--- START OF DATA SHOWN ---

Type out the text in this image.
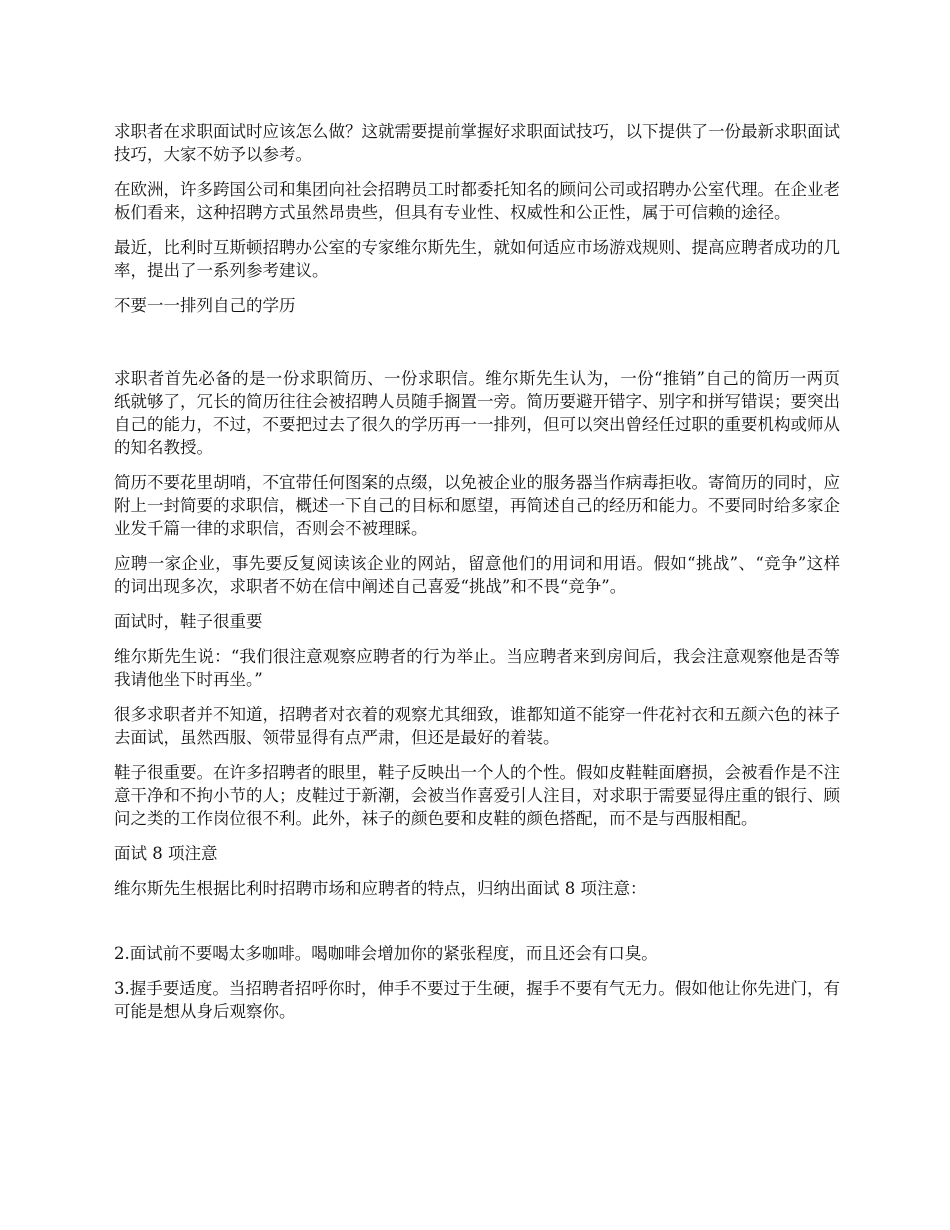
求职者在求职面试时应该怎么做？这就需要提前掌握好求职面试技巧，以下提供了一份最新求职面试技巧，大家不妨予以参考。

在欧洲，许多跨国公司和集团向社会招聘员工时都委托知名的顾问公司或招聘办公室代理。在企业老板们看来，这种招聘方式虽然昂贵些，但具有专业性、权威性和公正性，属于可信赖的途径。

最近，比利时互斯顿招聘办公室的专家维尔斯先生，就如何适应市场游戏规则、提高应聘者成功的几率，提出了一系列参考建议。

不要一一排列自己的学历

求职者首先必备的是一份求职简历、一份求职信。维尔斯先生认为，一份“推销”自己的简历一两页纸就够了，冗长的简历往往会被招聘人员随手搁置一旁。简历要避开错字、别字和拼写错误；要突出自己的能力，不过，不要把过去了很久的学历再一一排列，但可以突出曾经任过职的重要机构或师从的知名教授。

简历不要花里胡哨，不宜带任何图案的点缀，以免被企业的服务器当作病毒拒收。寄简历的同时，应附上一封简要的求职信，概述一下自己的目标和愿望，再简述自己的经历和能力。不要同时给多家企业发千篇一律的求职信，否则会不被理睬。

应聘一家企业，事先要反复阅读该企业的网站，留意他们的用词和用语。假如“挑战”、“竞争”这样的词出现多次，求职者不妨在信中阐述自己喜爱“挑战”和不畏“竞争”。

面试时，鞋子很重要

维尔斯先生说：“我们很注意观察应聘者的行为举止。当应聘者来到房间后，我会注意观察他是否等我请他坐下时再坐。”

很多求职者并不知道，招聘者对衣着的观察尤其细致，谁都知道不能穿一件花衬衣和五颜六色的袜子去面试，虽然西服、领带显得有点严肃，但还是最好的着装。

鞋子很重要。在许多招聘者的眼里，鞋子反映出一个人的个性。假如皮鞋鞋面磨损，会被看作是不注意干净和不拘小节的人；皮鞋过于新潮，会被当作喜爱引人注目，对求职于需要显得庄重的银行、顾问之类的工作岗位很不利。此外，袜子的颜色要和皮鞋的颜色搭配，而不是与西服相配。

面试 8 项注意

维尔斯先生根据比利时招聘市场和应聘者的特点，归纳出面试 8 项注意：

2.面试前不要喝太多咖啡。喝咖啡会增加你的紧张程度，而且还会有口臭。

3.握手要适度。当招聘者招呼你时，伸手不要过于生硬，握手不要有气无力。假如他让你先进门，有可能是想从身后观察你。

--- END OF DATA SHOWN ---

_WORK INSTRUCTIONS_. Without including any pictures, reproduce the listing exactly.

_FINISHED TASK_.
Type out the text in this image.
求职者在求职面试时应该怎么做？这就需要提前掌握好求职面试技巧，以下提供了一份最新求职面试技巧，大家不妨予以参考。

在欧洲，许多跨国公司和集团向社会招聘员工时都委托知名的顾问公司或招聘办公室代理。在企业老板们看来，这种招聘方式虽然昂贵些，但具有专业性、权威性和公正性，属于可信赖的途径。

最近，比利时互斯顿招聘办公室的专家维尔斯先生，就如何适应市场游戏规则、提高应聘者成功的几率，提出了一系列参考建议。

不要一一排列自己的学历

求职者首先必备的是一份求职简历、一份求职信。维尔斯先生认为，一份“推销”自己的简历一两页纸就够了，冗长的简历往往会被招聘人员随手搁置一旁。简历要避开错字、别字和拼写错误；要突出自己的能力，不过，不要把过去了很久的学历再一一排列，但可以突出曾经任过职的重要机构或师从的知名教授。

简历不要花里胡哨，不宜带任何图案的点缀，以免被企业的服务器当作病毒拒收。寄简历的同时，应附上一封简要的求职信，概述一下自己的目标和愿望，再简述自己的经历和能力。不要同时给多家企业发千篇一律的求职信，否则会不被理睬。

应聘一家企业，事先要反复阅读该企业的网站，留意他们的用词和用语。假如“挑战”、“竞争”这样的词出现多次，求职者不妨在信中阐述自己喜爱“挑战”和不畏“竞争”。

面试时，鞋子很重要

维尔斯先生说：“我们很注意观察应聘者的行为举止。当应聘者来到房间后，我会注意观察他是否等我请他坐下时再坐。”

很多求职者并不知道，招聘者对衣着的观察尤其细致，谁都知道不能穿一件花衬衣和五颜六色的袜子去面试，虽然西服、领带显得有点严肃，但还是最好的着装。

鞋子很重要。在许多招聘者的眼里，鞋子反映出一个人的个性。假如皮鞋鞋面磨损，会被看作是不注意干净和不拘小节的人；皮鞋过于新潮，会被当作喜爱引人注目，对求职于需要显得庄重的银行、顾问之类的工作岗位很不利。此外，袜子的颜色要和皮鞋的颜色搭配，而不是与西服相配。

面试 8 项注意

维尔斯先生根据比利时招聘市场和应聘者的特点，归纳出面试 8 项注意：

2.面试前不要喝太多咖啡。喝咖啡会增加你的紧张程度，而且还会有口臭。

3.握手要适度。当招聘者招呼你时，伸手不要过于生硬，握手不要有气无力。假如他让你先进门，有可能是想从身后观察你。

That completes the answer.